» Input data:
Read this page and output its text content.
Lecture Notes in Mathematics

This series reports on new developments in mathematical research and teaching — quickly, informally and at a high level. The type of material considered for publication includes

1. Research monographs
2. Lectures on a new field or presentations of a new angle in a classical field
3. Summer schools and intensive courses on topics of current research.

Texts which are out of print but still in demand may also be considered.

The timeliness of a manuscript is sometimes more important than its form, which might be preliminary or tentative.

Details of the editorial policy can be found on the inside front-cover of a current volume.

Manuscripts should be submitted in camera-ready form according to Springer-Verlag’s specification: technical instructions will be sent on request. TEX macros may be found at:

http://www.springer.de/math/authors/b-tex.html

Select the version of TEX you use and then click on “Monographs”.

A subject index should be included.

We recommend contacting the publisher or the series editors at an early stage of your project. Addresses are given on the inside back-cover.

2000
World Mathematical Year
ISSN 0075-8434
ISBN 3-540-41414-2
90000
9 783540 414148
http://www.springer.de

» Written request:
All of the records must be repeated exactly.

» Task output:
Read this page and output its text content.
Lecture Notes in Mathematics

This series reports on new developments in mathematical research and teaching — quickly, informally and at a high level. The type of material considered for publication includes

1. Research monographs
2. Lectures on a new field or presentations of a new angle in a classical field
3. Summer schools and intensive courses on topics of current research.

Texts which are out of print but still in demand may also be considered.

The timeliness of a manuscript is sometimes more important than its form, which might be preliminary or tentative.

Details of the editorial policy can be found on the inside front-cover of a current volume.

Manuscripts should be submitted in camera-ready form according to Springer-Verlag’s specification: technical instructions will be sent on request. TEX macros may be found at:

http://www.springer.de/math/authors/b-tex.html

Select the version of TEX you use and then click on “Monographs”.

A subject index should be included.

We recommend contacting the publisher or the series editors at an early stage of your project. Addresses are given on the inside back-cover.

2000
World Mathematical Year
ISSN 0075-8434
ISBN 3-540-41414-2
90000
9 783540 414148
http://www.springer.de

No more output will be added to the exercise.